Extracted records:
===============

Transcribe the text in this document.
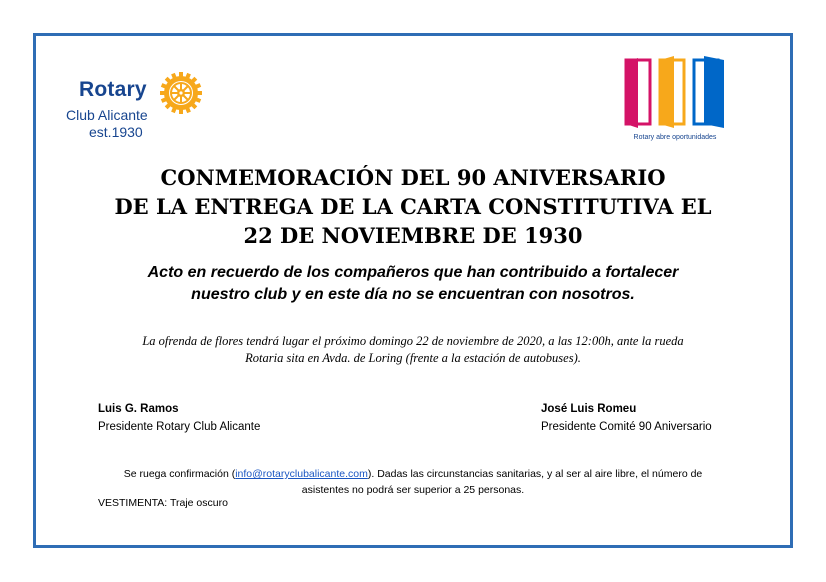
Rotary
Club Alicante
est.1930	Rotary abre oportunidades
CONMEMORACIÓN DEL 90 ANIVERSARIO
DE LA ENTREGA DE LA CARTA CONSTITUTIVA EL
22 DE NOVIEMBRE DE 1930
Acto en recuerdo de los compañeros que han contribuido a fortalecer
nuestro club y en este día no se encuentran con nosotros.
La ofrenda de flores tendrá lugar el próximo domingo 22 de noviembre de 2020, a las 12:00h, ante la rueda
Rotaria sita en Avda. de Loring (frente a la estación de autobuses).
Luis G. Ramos
Presidente Rotary Club Alicante
José Luis Romeu
Presidente Comité 90 Aniversario
Se ruega confirmación (info@rotaryclubalicante.com). Dadas las circunstancias sanitarias, y al ser al aire libre, el número de
asistentes no podrá ser superior a 25 personas.
VESTIMENTA: Traje oscuro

===============

### Task instructions
Please write out all the data again word for word, but not the pictures.

### Answer to this problem
Transcribe the text in this document.
Rotary
Club Alicante
est.1930	Rotary abre oportunidades
CONMEMORACIÓN DEL 90 ANIVERSARIO
DE LA ENTREGA DE LA CARTA CONSTITUTIVA EL
22 DE NOVIEMBRE DE 1930
Acto en recuerdo de los compañeros que han contribuido a fortalecer
nuestro club y en este día no se encuentran con nosotros.
La ofrenda de flores tendrá lugar el próximo domingo 22 de noviembre de 2020, a las 12:00h, ante la rueda
Rotaria sita en Avda. de Loring (frente a la estación de autobuses).
Luis G. Ramos
Presidente Rotary Club Alicante
José Luis Romeu
Presidente Comité 90 Aniversario
Se ruega confirmación (info@rotaryclubalicante.com). Dadas las circunstancias sanitarias, y al ser al aire libre, el número de
asistentes no podrá ser superior a 25 personas.
VESTIMENTA: Traje oscuro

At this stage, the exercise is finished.